= EXERCISE =
Repeat what the lines below say, word for word, and skip every image.

[Data records]
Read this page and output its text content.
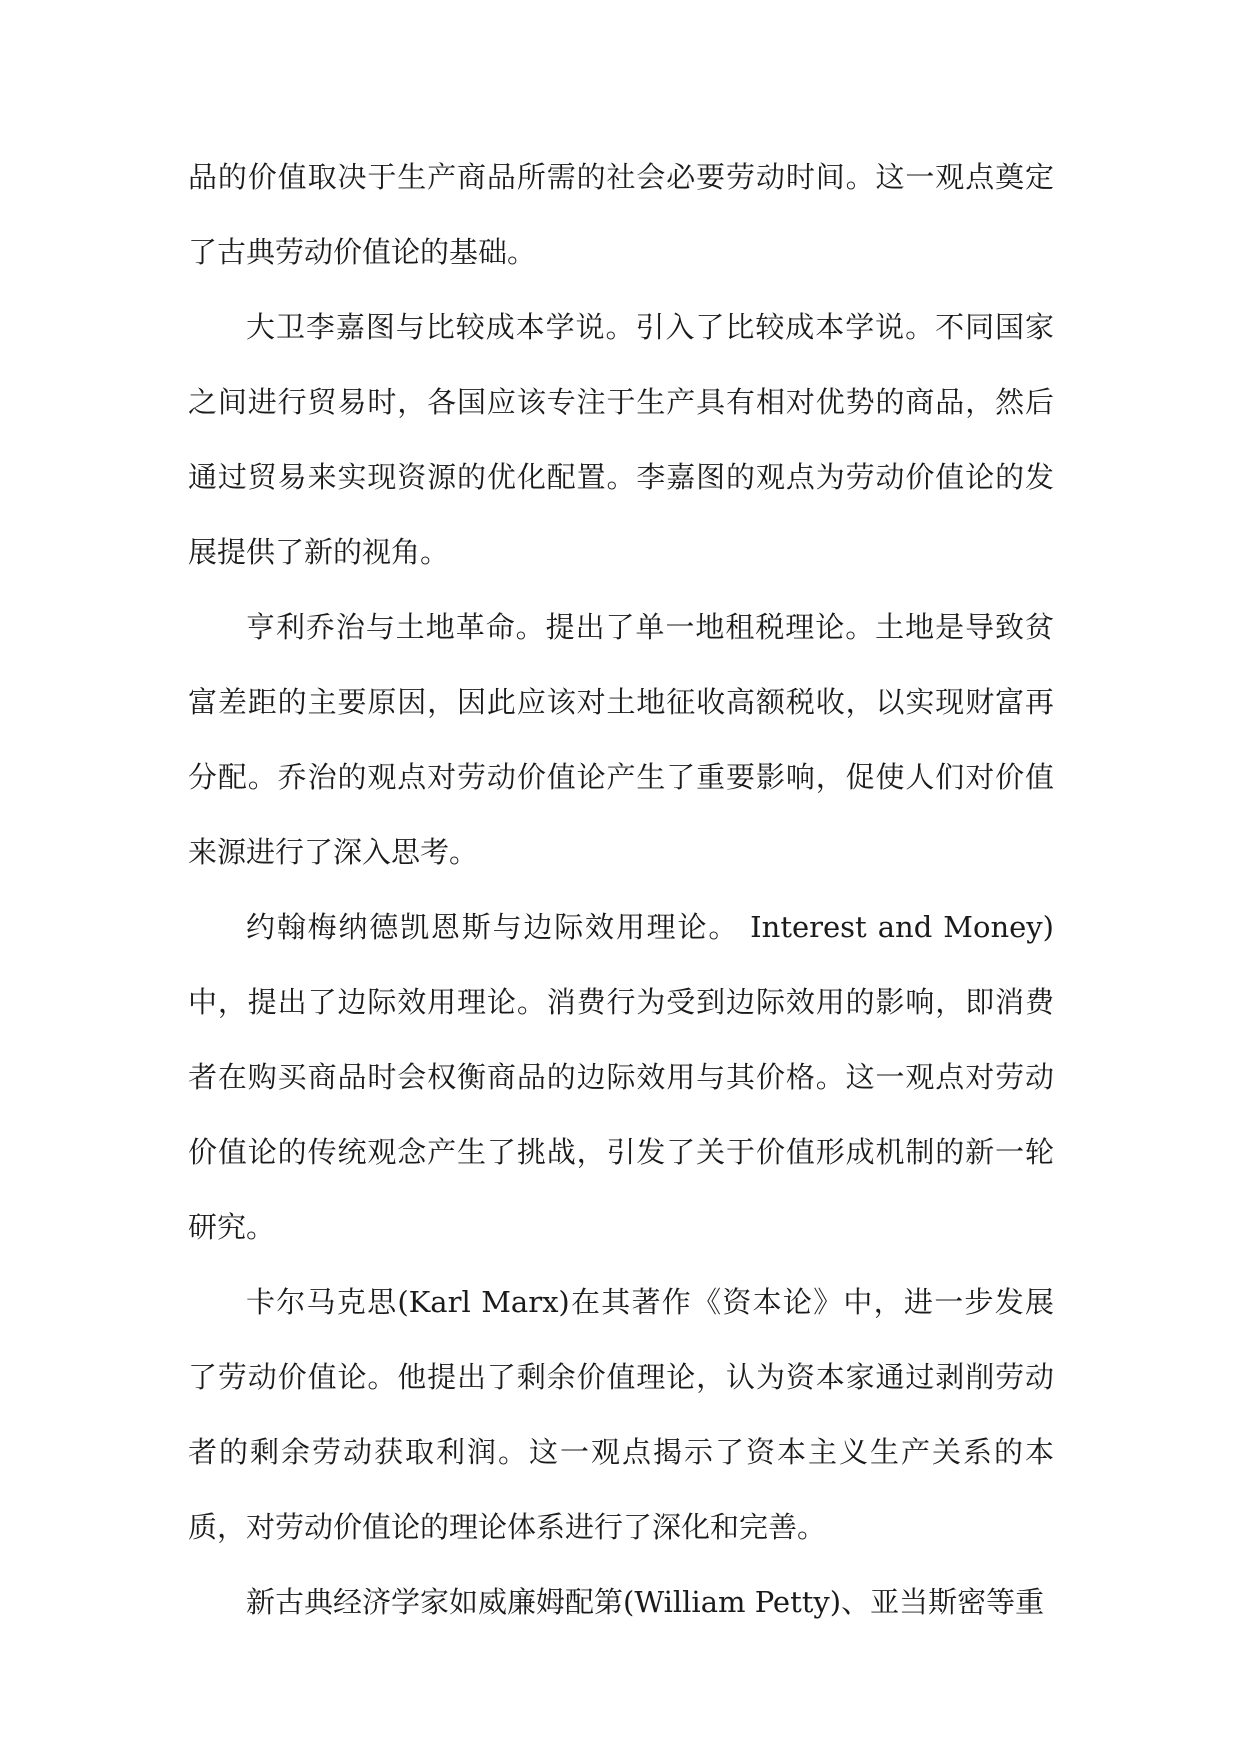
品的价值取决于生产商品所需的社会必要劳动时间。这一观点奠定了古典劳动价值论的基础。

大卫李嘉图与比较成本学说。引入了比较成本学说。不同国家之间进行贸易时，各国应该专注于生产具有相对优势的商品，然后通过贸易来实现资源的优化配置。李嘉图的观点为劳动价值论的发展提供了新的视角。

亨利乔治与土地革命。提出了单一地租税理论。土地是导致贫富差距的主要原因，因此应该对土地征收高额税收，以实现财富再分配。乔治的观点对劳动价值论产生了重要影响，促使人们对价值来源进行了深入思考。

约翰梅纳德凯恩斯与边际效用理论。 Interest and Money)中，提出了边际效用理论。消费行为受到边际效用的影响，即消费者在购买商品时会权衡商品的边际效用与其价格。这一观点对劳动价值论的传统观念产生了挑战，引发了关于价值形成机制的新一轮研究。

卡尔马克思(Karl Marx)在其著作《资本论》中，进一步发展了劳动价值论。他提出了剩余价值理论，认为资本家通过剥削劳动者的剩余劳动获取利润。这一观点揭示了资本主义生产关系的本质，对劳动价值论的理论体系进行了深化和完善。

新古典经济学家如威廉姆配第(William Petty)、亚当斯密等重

= ANSWER TO THIS TASK =
Read this page and output its text content.
品的价值取决于生产商品所需的社会必要劳动时间。这一观点奠定了古典劳动价值论的基础。

大卫李嘉图与比较成本学说。引入了比较成本学说。不同国家之间进行贸易时，各国应该专注于生产具有相对优势的商品，然后通过贸易来实现资源的优化配置。李嘉图的观点为劳动价值论的发展提供了新的视角。

亨利乔治与土地革命。提出了单一地租税理论。土地是导致贫富差距的主要原因，因此应该对土地征收高额税收，以实现财富再分配。乔治的观点对劳动价值论产生了重要影响，促使人们对价值来源进行了深入思考。

约翰梅纳德凯恩斯与边际效用理论。 Interest and Money)中，提出了边际效用理论。消费行为受到边际效用的影响，即消费者在购买商品时会权衡商品的边际效用与其价格。这一观点对劳动价值论的传统观念产生了挑战，引发了关于价值形成机制的新一轮研究。

卡尔马克思(Karl Marx)在其著作《资本论》中，进一步发展了劳动价值论。他提出了剩余价值理论，认为资本家通过剥削劳动者的剩余劳动获取利润。这一观点揭示了资本主义生产关系的本质，对劳动价值论的理论体系进行了深化和完善。

新古典经济学家如威廉姆配第(William Petty)、亚当斯密等重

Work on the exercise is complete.